→ RECORDS SUPPLIED
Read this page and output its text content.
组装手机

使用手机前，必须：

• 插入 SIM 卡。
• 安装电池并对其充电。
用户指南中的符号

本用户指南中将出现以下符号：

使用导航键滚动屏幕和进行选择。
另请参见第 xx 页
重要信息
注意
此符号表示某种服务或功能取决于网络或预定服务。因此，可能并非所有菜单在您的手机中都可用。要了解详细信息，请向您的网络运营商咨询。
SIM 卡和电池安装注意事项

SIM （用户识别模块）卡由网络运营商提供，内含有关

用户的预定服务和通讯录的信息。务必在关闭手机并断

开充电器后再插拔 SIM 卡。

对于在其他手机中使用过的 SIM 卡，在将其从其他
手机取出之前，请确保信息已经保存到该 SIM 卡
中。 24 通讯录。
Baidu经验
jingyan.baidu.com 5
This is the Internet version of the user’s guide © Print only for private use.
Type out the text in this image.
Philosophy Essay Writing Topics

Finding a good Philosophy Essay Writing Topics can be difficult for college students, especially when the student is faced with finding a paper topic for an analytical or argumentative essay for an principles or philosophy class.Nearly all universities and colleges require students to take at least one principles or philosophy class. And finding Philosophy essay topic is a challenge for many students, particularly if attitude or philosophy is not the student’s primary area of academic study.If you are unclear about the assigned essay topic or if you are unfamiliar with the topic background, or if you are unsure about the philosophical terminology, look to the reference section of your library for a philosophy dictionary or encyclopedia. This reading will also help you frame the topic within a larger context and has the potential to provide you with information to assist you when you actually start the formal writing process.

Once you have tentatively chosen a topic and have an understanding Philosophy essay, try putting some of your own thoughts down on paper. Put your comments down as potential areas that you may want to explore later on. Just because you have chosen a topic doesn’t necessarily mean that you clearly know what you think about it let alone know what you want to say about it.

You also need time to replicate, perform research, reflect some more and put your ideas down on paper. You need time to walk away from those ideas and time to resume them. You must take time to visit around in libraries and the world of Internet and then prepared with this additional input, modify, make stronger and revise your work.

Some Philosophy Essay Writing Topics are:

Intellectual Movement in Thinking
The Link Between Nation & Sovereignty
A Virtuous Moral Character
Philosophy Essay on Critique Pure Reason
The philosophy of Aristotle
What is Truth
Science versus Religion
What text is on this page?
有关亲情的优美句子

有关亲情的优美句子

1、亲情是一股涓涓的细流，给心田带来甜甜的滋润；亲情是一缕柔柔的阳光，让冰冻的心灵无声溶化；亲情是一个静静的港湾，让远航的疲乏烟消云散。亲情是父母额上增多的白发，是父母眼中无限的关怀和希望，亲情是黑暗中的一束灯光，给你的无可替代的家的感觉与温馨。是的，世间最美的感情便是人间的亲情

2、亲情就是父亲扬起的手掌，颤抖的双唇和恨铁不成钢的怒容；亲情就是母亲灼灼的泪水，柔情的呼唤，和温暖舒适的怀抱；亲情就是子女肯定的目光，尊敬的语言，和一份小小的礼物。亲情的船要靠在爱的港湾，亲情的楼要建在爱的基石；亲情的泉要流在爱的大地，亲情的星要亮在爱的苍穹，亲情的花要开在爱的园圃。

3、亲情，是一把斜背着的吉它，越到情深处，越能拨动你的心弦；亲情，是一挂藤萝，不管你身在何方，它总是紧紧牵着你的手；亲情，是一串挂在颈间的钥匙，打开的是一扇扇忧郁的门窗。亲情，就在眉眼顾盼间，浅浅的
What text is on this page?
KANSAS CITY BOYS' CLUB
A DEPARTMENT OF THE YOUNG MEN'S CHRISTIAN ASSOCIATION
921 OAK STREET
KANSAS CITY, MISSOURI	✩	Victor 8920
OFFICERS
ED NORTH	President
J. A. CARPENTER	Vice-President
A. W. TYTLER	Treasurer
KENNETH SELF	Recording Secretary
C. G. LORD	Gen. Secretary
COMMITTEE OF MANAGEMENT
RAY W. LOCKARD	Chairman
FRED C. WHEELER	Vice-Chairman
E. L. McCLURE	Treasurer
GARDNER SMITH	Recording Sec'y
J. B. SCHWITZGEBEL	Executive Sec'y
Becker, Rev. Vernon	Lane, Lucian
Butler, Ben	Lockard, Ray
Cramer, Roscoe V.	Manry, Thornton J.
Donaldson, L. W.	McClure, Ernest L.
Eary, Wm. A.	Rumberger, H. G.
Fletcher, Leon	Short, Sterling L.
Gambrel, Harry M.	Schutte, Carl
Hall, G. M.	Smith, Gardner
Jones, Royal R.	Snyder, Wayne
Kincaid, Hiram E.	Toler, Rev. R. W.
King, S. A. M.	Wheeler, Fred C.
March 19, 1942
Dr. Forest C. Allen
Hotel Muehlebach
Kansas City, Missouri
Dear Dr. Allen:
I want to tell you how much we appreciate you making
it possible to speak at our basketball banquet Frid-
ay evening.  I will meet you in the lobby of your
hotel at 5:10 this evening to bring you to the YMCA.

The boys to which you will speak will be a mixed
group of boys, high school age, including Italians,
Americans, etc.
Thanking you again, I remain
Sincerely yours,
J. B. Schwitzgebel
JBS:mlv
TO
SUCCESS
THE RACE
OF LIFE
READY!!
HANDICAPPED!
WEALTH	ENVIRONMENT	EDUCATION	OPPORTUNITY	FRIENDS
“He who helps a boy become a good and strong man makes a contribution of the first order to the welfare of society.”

→ SHORT PROBLEM
Exactly as shown above, return every record.

→ FINAL ANSWER
Read this page and output its text content.
组装手机

使用手机前，必须：

• 插入 SIM 卡。
• 安装电池并对其充电。
用户指南中的符号

本用户指南中将出现以下符号：

使用导航键滚动屏幕和进行选择。
另请参见第 xx 页
重要信息
注意
此符号表示某种服务或功能取决于网络或预定服务。因此，可能并非所有菜单在您的手机中都可用。要了解详细信息，请向您的网络运营商咨询。
SIM 卡和电池安装注意事项

SIM （用户识别模块）卡由网络运营商提供，内含有关

用户的预定服务和通讯录的信息。务必在关闭手机并断

开充电器后再插拔 SIM 卡。

对于在其他手机中使用过的 SIM 卡，在将其从其他
手机取出之前，请确保信息已经保存到该 SIM 卡
中。 24 通讯录。
Baidu经验
jingyan.baidu.com 5
This is the Internet version of the user’s guide © Print only for private use.
Type out the text in this image.
Philosophy Essay Writing Topics

Finding a good Philosophy Essay Writing Topics can be difficult for college students, especially when the student is faced with finding a paper topic for an analytical or argumentative essay for an principles or philosophy class.Nearly all universities and colleges require students to take at least one principles or philosophy class. And finding Philosophy essay topic is a challenge for many students, particularly if attitude or philosophy is not the student’s primary area of academic study.If you are unclear about the assigned essay topic or if you are unfamiliar with the topic background, or if you are unsure about the philosophical terminology, look to the reference section of your library for a philosophy dictionary or encyclopedia. This reading will also help you frame the topic within a larger context and has the potential to provide you with information to assist you when you actually start the formal writing process.

Once you have tentatively chosen a topic and have an understanding Philosophy essay, try putting some of your own thoughts down on paper. Put your comments down as potential areas that you may want to explore later on. Just because you have chosen a topic doesn’t necessarily mean that you clearly know what you think about it let alone know what you want to say about it.

You also need time to replicate, perform research, reflect some more and put your ideas down on paper. You need time to walk away from those ideas and time to resume them. You must take time to visit around in libraries and the world of Internet and then prepared with this additional input, modify, make stronger and revise your work.

Some Philosophy Essay Writing Topics are:

Intellectual Movement in Thinking
The Link Between Nation & Sovereignty
A Virtuous Moral Character
Philosophy Essay on Critique Pure Reason
The philosophy of Aristotle
What is Truth
Science versus Religion
What text is on this page?
有关亲情的优美句子

有关亲情的优美句子

1、亲情是一股涓涓的细流，给心田带来甜甜的滋润；亲情是一缕柔柔的阳光，让冰冻的心灵无声溶化；亲情是一个静静的港湾，让远航的疲乏烟消云散。亲情是父母额上增多的白发，是父母眼中无限的关怀和希望，亲情是黑暗中的一束灯光，给你的无可替代的家的感觉与温馨。是的，世间最美的感情便是人间的亲情

2、亲情就是父亲扬起的手掌，颤抖的双唇和恨铁不成钢的怒容；亲情就是母亲灼灼的泪水，柔情的呼唤，和温暖舒适的怀抱；亲情就是子女肯定的目光，尊敬的语言，和一份小小的礼物。亲情的船要靠在爱的港湾，亲情的楼要建在爱的基石；亲情的泉要流在爱的大地，亲情的星要亮在爱的苍穹，亲情的花要开在爱的园圃。

3、亲情，是一把斜背着的吉它，越到情深处，越能拨动你的心弦；亲情，是一挂藤萝，不管你身在何方，它总是紧紧牵着你的手；亲情，是一串挂在颈间的钥匙，打开的是一扇扇忧郁的门窗。亲情，就在眉眼顾盼间，浅浅的
What text is on this page?
KANSAS CITY BOYS' CLUB
A DEPARTMENT OF THE YOUNG MEN'S CHRISTIAN ASSOCIATION
921 OAK STREET
KANSAS CITY, MISSOURI	✩	Victor 8920
OFFICERS
ED NORTH	President
J. A. CARPENTER	Vice-President
A. W. TYTLER	Treasurer
KENNETH SELF	Recording Secretary
C. G. LORD	Gen. Secretary
COMMITTEE OF MANAGEMENT
RAY W. LOCKARD	Chairman
FRED C. WHEELER	Vice-Chairman
E. L. McCLURE	Treasurer
GARDNER SMITH	Recording Sec'y
J. B. SCHWITZGEBEL	Executive Sec'y
Becker, Rev. Vernon	Lane, Lucian
Butler, Ben	Lockard, Ray
Cramer, Roscoe V.	Manry, Thornton J.
Donaldson, L. W.	McClure, Ernest L.
Eary, Wm. A.	Rumberger, H. G.
Fletcher, Leon	Short, Sterling L.
Gambrel, Harry M.	Schutte, Carl
Hall, G. M.	Smith, Gardner
Jones, Royal R.	Snyder, Wayne
Kincaid, Hiram E.	Toler, Rev. R. W.
King, S. A. M.	Wheeler, Fred C.
March 19, 1942
Dr. Forest C. Allen
Hotel Muehlebach
Kansas City, Missouri
Dear Dr. Allen:
I want to tell you how much we appreciate you making
it possible to speak at our basketball banquet Frid-
ay evening.  I will meet you in the lobby of your
hotel at 5:10 this evening to bring you to the YMCA.

The boys to which you will speak will be a mixed
group of boys, high school age, including Italians,
Americans, etc.
Thanking you again, I remain
Sincerely yours,
J. B. Schwitzgebel
JBS:mlv
TO
SUCCESS
THE RACE
OF LIFE
READY!!
HANDICAPPED!
WEALTH	ENVIRONMENT	EDUCATION	OPPORTUNITY	FRIENDS
“He who helps a boy become a good and strong man makes a contribution of the first order to the welfare of society.”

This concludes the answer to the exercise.